[start Data extract]

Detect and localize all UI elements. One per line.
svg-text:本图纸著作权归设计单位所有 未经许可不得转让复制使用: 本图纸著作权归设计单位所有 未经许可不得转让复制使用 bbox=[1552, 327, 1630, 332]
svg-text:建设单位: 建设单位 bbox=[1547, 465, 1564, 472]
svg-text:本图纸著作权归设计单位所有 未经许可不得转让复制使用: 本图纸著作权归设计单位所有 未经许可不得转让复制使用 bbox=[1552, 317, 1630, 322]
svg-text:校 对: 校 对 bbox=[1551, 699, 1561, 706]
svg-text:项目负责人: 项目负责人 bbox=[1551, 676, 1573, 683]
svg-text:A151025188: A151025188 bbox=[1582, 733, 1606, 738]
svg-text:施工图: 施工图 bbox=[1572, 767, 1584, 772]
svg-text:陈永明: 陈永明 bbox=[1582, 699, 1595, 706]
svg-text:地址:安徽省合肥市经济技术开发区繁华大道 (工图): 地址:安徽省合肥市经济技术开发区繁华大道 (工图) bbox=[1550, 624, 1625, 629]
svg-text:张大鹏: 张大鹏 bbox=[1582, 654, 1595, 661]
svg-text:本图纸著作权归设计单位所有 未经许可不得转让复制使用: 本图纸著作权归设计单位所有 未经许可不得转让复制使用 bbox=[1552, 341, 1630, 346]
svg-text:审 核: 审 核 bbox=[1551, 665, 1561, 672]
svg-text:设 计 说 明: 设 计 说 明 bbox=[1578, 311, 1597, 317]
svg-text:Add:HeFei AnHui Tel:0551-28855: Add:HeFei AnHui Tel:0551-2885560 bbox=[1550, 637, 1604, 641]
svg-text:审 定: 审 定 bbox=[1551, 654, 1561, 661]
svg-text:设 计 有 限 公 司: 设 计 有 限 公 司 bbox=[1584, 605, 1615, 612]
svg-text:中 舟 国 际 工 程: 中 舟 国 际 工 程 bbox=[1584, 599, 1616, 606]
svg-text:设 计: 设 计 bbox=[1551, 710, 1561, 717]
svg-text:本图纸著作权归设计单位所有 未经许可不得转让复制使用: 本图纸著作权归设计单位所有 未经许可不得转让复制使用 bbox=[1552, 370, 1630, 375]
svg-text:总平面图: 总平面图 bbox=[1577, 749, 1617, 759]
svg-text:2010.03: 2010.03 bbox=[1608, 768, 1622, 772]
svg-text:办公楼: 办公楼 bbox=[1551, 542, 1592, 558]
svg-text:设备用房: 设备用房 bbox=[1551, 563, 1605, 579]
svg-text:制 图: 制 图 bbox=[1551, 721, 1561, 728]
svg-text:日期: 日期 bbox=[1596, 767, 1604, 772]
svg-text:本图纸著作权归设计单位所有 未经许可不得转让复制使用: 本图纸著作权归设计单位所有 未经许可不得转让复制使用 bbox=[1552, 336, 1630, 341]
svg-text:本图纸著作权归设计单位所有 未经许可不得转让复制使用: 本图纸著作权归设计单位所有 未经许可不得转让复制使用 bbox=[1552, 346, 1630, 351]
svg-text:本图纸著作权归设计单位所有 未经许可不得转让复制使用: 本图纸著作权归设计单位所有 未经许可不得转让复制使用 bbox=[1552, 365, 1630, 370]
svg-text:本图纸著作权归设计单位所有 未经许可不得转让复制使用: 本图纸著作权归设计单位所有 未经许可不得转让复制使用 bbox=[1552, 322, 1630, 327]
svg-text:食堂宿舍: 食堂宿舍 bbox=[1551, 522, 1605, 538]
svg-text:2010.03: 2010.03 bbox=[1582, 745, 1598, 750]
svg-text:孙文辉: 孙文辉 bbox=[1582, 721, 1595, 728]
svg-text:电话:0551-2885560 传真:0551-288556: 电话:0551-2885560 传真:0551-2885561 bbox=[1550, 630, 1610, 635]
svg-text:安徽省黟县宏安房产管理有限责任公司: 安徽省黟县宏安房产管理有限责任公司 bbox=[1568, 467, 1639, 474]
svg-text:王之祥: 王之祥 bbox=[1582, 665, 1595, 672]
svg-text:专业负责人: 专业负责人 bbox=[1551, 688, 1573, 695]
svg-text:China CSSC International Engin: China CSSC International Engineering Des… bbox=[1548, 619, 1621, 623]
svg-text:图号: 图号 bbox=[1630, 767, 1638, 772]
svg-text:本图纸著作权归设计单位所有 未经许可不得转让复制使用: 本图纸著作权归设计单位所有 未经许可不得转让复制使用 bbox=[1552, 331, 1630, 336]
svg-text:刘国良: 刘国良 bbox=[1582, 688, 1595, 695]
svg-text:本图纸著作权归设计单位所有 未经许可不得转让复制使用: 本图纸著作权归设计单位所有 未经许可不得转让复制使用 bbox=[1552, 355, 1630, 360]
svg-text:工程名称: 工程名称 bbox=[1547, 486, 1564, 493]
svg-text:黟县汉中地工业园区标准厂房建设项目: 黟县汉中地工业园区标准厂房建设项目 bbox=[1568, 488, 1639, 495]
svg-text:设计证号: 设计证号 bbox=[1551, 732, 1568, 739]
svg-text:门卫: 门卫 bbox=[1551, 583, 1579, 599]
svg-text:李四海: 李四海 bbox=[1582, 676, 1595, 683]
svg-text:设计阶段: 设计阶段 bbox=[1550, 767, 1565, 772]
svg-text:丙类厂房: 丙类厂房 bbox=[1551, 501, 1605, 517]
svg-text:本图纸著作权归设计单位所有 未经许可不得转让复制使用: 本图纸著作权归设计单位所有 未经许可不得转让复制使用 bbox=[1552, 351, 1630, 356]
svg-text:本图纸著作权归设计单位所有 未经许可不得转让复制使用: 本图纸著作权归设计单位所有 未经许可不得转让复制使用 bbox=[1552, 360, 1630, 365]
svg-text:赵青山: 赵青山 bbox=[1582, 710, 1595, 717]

[end Data extract]

- [Task details] Reproduce every line of the records above verbatim, with no change to any character.

- [Full answer]
Detect and localize all UI elements. One per line.
svg-text:本图纸著作权归设计单位所有 未经许可不得转让复制使用: 本图纸著作权归设计单位所有 未经许可不得转让复制使用 bbox=[1552, 327, 1630, 332]
svg-text:建设单位: 建设单位 bbox=[1547, 465, 1564, 472]
svg-text:本图纸著作权归设计单位所有 未经许可不得转让复制使用: 本图纸著作权归设计单位所有 未经许可不得转让复制使用 bbox=[1552, 317, 1630, 322]
svg-text:校 对: 校 对 bbox=[1551, 699, 1561, 706]
svg-text:项目负责人: 项目负责人 bbox=[1551, 676, 1573, 683]
svg-text:A151025188: A151025188 bbox=[1582, 733, 1606, 738]
svg-text:施工图: 施工图 bbox=[1572, 767, 1584, 772]
svg-text:陈永明: 陈永明 bbox=[1582, 699, 1595, 706]
svg-text:地址:安徽省合肥市经济技术开发区繁华大道 (工图): 地址:安徽省合肥市经济技术开发区繁华大道 (工图) bbox=[1550, 624, 1625, 629]
svg-text:张大鹏: 张大鹏 bbox=[1582, 654, 1595, 661]
svg-text:本图纸著作权归设计单位所有 未经许可不得转让复制使用: 本图纸著作权归设计单位所有 未经许可不得转让复制使用 bbox=[1552, 341, 1630, 346]
svg-text:审 核: 审 核 bbox=[1551, 665, 1561, 672]
svg-text:设 计 说 明: 设 计 说 明 bbox=[1578, 311, 1597, 317]
svg-text:Add:HeFei AnHui Tel:0551-28855: Add:HeFei AnHui Tel:0551-2885560 bbox=[1550, 637, 1604, 641]
svg-text:审 定: 审 定 bbox=[1551, 654, 1561, 661]
svg-text:设 计 有 限 公 司: 设 计 有 限 公 司 bbox=[1584, 605, 1615, 612]
svg-text:中 舟 国 际 工 程: 中 舟 国 际 工 程 bbox=[1584, 599, 1616, 606]
svg-text:设 计: 设 计 bbox=[1551, 710, 1561, 717]
svg-text:本图纸著作权归设计单位所有 未经许可不得转让复制使用: 本图纸著作权归设计单位所有 未经许可不得转让复制使用 bbox=[1552, 370, 1630, 375]
svg-text:总平面图: 总平面图 bbox=[1577, 749, 1617, 759]
svg-text:2010.03: 2010.03 bbox=[1608, 768, 1622, 772]
svg-text:办公楼: 办公楼 bbox=[1551, 542, 1592, 558]
svg-text:设备用房: 设备用房 bbox=[1551, 563, 1605, 579]
svg-text:制 图: 制 图 bbox=[1551, 721, 1561, 728]
svg-text:日期: 日期 bbox=[1596, 767, 1604, 772]
svg-text:本图纸著作权归设计单位所有 未经许可不得转让复制使用: 本图纸著作权归设计单位所有 未经许可不得转让复制使用 bbox=[1552, 336, 1630, 341]
svg-text:本图纸著作权归设计单位所有 未经许可不得转让复制使用: 本图纸著作权归设计单位所有 未经许可不得转让复制使用 bbox=[1552, 346, 1630, 351]
svg-text:本图纸著作权归设计单位所有 未经许可不得转让复制使用: 本图纸著作权归设计单位所有 未经许可不得转让复制使用 bbox=[1552, 365, 1630, 370]
svg-text:本图纸著作权归设计单位所有 未经许可不得转让复制使用: 本图纸著作权归设计单位所有 未经许可不得转让复制使用 bbox=[1552, 322, 1630, 327]
svg-text:食堂宿舍: 食堂宿舍 bbox=[1551, 522, 1605, 538]
svg-text:2010.03: 2010.03 bbox=[1582, 745, 1598, 750]
svg-text:孙文辉: 孙文辉 bbox=[1582, 721, 1595, 728]
svg-text:电话:0551-2885560 传真:0551-288556: 电话:0551-2885560 传真:0551-2885561 bbox=[1550, 630, 1610, 635]
svg-text:安徽省黟县宏安房产管理有限责任公司: 安徽省黟县宏安房产管理有限责任公司 bbox=[1568, 467, 1639, 474]
svg-text:王之祥: 王之祥 bbox=[1582, 665, 1595, 672]
svg-text:专业负责人: 专业负责人 bbox=[1551, 688, 1573, 695]
svg-text:China CSSC International Engin: China CSSC International Engineering Des… bbox=[1548, 619, 1621, 623]
svg-text:图号: 图号 bbox=[1630, 767, 1638, 772]
svg-text:本图纸著作权归设计单位所有 未经许可不得转让复制使用: 本图纸著作权归设计单位所有 未经许可不得转让复制使用 bbox=[1552, 331, 1630, 336]
svg-text:刘国良: 刘国良 bbox=[1582, 688, 1595, 695]
svg-text:本图纸著作权归设计单位所有 未经许可不得转让复制使用: 本图纸著作权归设计单位所有 未经许可不得转让复制使用 bbox=[1552, 355, 1630, 360]
svg-text:工程名称: 工程名称 bbox=[1547, 486, 1564, 493]
svg-text:黟县汉中地工业园区标准厂房建设项目: 黟县汉中地工业园区标准厂房建设项目 bbox=[1568, 488, 1639, 495]
svg-text:设计证号: 设计证号 bbox=[1551, 732, 1568, 739]
svg-text:门卫: 门卫 bbox=[1551, 583, 1579, 599]
svg-text:李四海: 李四海 bbox=[1582, 676, 1595, 683]
svg-text:设计阶段: 设计阶段 bbox=[1550, 767, 1565, 772]
svg-text:丙类厂房: 丙类厂房 bbox=[1551, 501, 1605, 517]
svg-text:本图纸著作权归设计单位所有 未经许可不得转让复制使用: 本图纸著作权归设计单位所有 未经许可不得转让复制使用 bbox=[1552, 351, 1630, 356]
svg-text:本图纸著作权归设计单位所有 未经许可不得转让复制使用: 本图纸著作权归设计单位所有 未经许可不得转让复制使用 bbox=[1552, 360, 1630, 365]
svg-text:赵青山: 赵青山 bbox=[1582, 710, 1595, 717]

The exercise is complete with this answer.